** start SUPPLIED RECORDS **
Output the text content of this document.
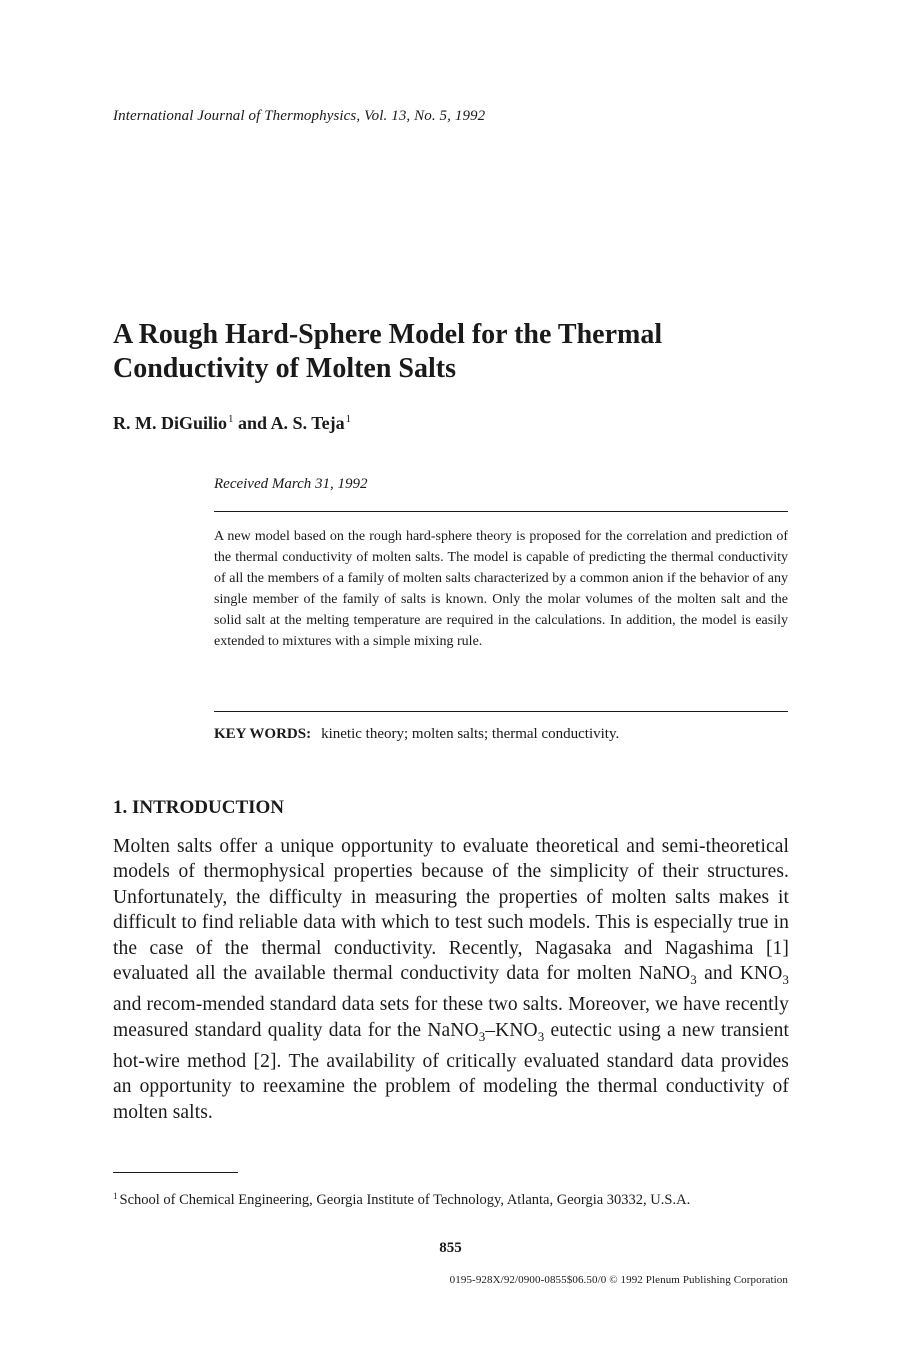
International Journal of Thermophysics, Vol. 13, No. 5, 1992
A Rough Hard-Sphere Model for the Thermal
Conductivity of Molten Salts
R. M. DiGuilio$^1$ and A. S. Teja$^1$
Received March 31, 1992
A new model based on the rough hard-sphere theory is proposed for the correlation and prediction of the thermal conductivity of molten salts. The model is capable of predicting the thermal conductivity of all the members of a family of molten salts characterized by a common anion if the behavior of any single member of the family of salts is known. Only the molar volumes of the molten salt and the solid salt at the melting temperature are required in the calculations. In addition, the model is easily extended to mixtures with a simple mixing rule.
KEY WORDS: kinetic theory; molten salts; thermal conductivity.
1. INTRODUCTION
Molten salts offer a unique opportunity to evaluate theoretical and semi-theoretical models of thermophysical properties because of the simplicity of their structures. Unfortunately, the difficulty in measuring the properties of molten salts makes it difficult to find reliable data with which to test such models. This is especially true in the case of the thermal conductivity. Recently, Nagasaka and Nagashima [1] evaluated all the available thermal conductivity data for molten NaNO$_3$ and $KNO_3$ and recom-mended standard data sets for these two salts. Moreover, we have recently measured standard quality data for the $NaNO_3-KNO_3$ eutectic using a new transient hot-wire method [2]. The availability of critically evaluated standard data provides an opportunity to reexamine the problem of modeling the thermal conductivity of molten salts.
$^1$ School of Chemical Engineering, Georgia Institute of Technology, Atlanta, Georgia 30332, U.S.A.
855
0195-928X/92/0900-0855$06.50/0 © 1992 Plenum Publishing Corporation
** end SUPPLIED RECORDS **
▸ **THE REQUEST**: Gather up, from the records above, each line where the word "theory" appears.

▸ **THE ANSWER**:
A new model based on the rough hard-sphere theory is proposed for the correlation and prediction of the thermal conductivity of molten salts. The model is capable of predicting the thermal conductivity of all the members of a family of molten salts characterized by a common anion if the behavior of any single member of the family of salts is known. Only the molar volumes of the molten salt and the solid salt at the melting temperature are required in the calculations. In addition, the model is easily extended to mixtures with a simple mixing rule.
KEY WORDS: kinetic theory; molten salts; thermal conductivity.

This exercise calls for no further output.